→ Stated task:
Set the listing down unchanged, minus every embedded image.

→ Supplied data:
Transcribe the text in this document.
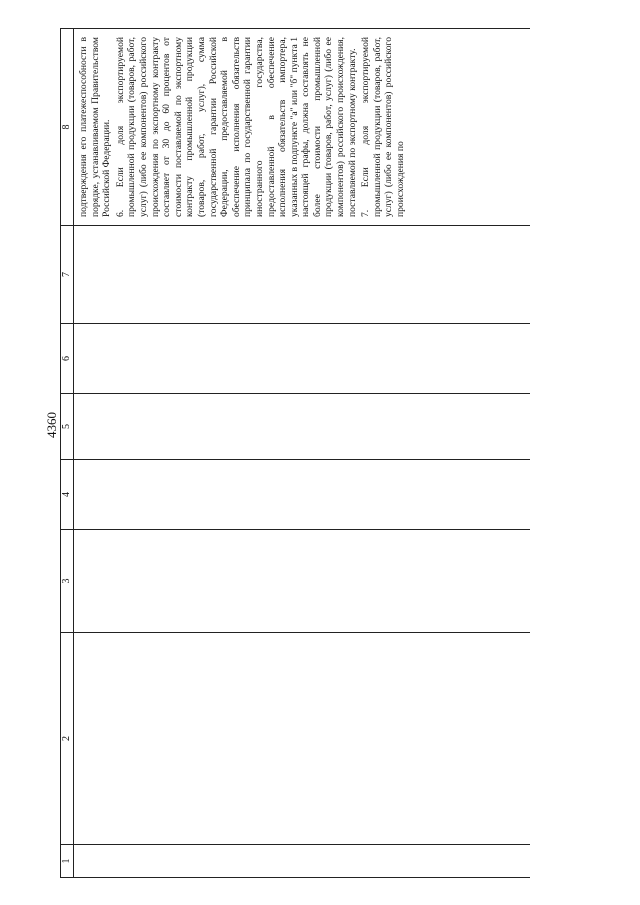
4360
1
2
3
4
5
6
7
8 подтверждения его платежеспособности в порядке, устанавливаемом Правительством Российской Федерации. 6. Если доля экспортируемой промышленной продукции (товаров, работ, услуг) (либо ее компонентов) российского происхождения по экспортному контракту составляет от 30 до 60 процентов от стоимости поставляемой по экспортному контракту промышленной продукции (товаров, работ, услуг), сумма государственной гарантии Российской Федерации, предоставляемой в обеспечение исполнения обязательств принципала по государственной гарантии иностранного государства, предоставленной в обеспечение исполнения обязательств импортера, указанных в подпункте "а" или "б" пункта 1 настоящей графы, должна составлять не более стоимости промышленной продукции (товаров, работ, услуг) (либо ее компонентов) российского происхождения, поставляемой по экспортному контракту. 7. Если доля экспортируемой промышленной продукции (товаров, работ, услуг) (либо ее компонентов) российского происхождения по
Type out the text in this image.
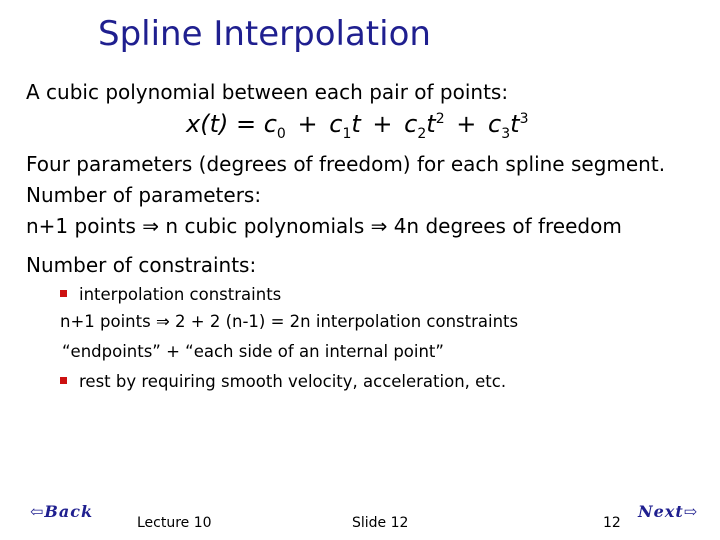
Spline Interpolation
A cubic polynomial between each pair of points:
$x(t) = c_0 + c_1t + c_2t^2 + c_3t^3$
Four parameters (degrees of freedom) for each spline segment.
Number of parameters:
n+1 points ⇒ n cubic polynomials ⇒ 4n degrees of freedom
Number of constraints:
interpolation constraints
n+1 points ⇒ 2 + 2 (n-1) = 2n interpolation constraints
“endpoints” + “each side of an internal point”
rest by requiring smooth velocity, acceleration, etc.
⇦Back
Lecture 10	Slide 12	12
Next⇨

→ Expected output:
Transcribe the text in this document.
4360
1
2
3
4
5
6
7
8 подтверждения его платежеспособности в порядке, устанавливаемом Правительством Российской Федерации. 6. Если доля экспортируемой промышленной продукции (товаров, работ, услуг) (либо ее компонентов) российского происхождения по экспортному контракту составляет от 30 до 60 процентов от стоимости поставляемой по экспортному контракту промышленной продукции (товаров, работ, услуг), сумма государственной гарантии Российской Федерации, предоставляемой в обеспечение исполнения обязательств принципала по государственной гарантии иностранного государства, предоставленной в обеспечение исполнения обязательств импортера, указанных в подпункте "а" или "б" пункта 1 настоящей графы, должна составлять не более стоимости промышленной продукции (товаров, работ, услуг) (либо ее компонентов) российского происхождения, поставляемой по экспортному контракту. 7. Если доля экспортируемой промышленной продукции (товаров, работ, услуг) (либо ее компонентов) российского происхождения по
Type out the text in this image.
Spline Interpolation
A cubic polynomial between each pair of points:
$x(t) = c_0 + c_1t + c_2t^2 + c_3t^3$
Four parameters (degrees of freedom) for each spline segment.
Number of parameters:
n+1 points ⇒ n cubic polynomials ⇒ 4n degrees of freedom
Number of constraints:
interpolation constraints
n+1 points ⇒ 2 + 2 (n-1) = 2n interpolation constraints
“endpoints” + “each side of an internal point”
rest by requiring smooth velocity, acceleration, etc.
⇦Back
Lecture 10	Slide 12	12
Next⇨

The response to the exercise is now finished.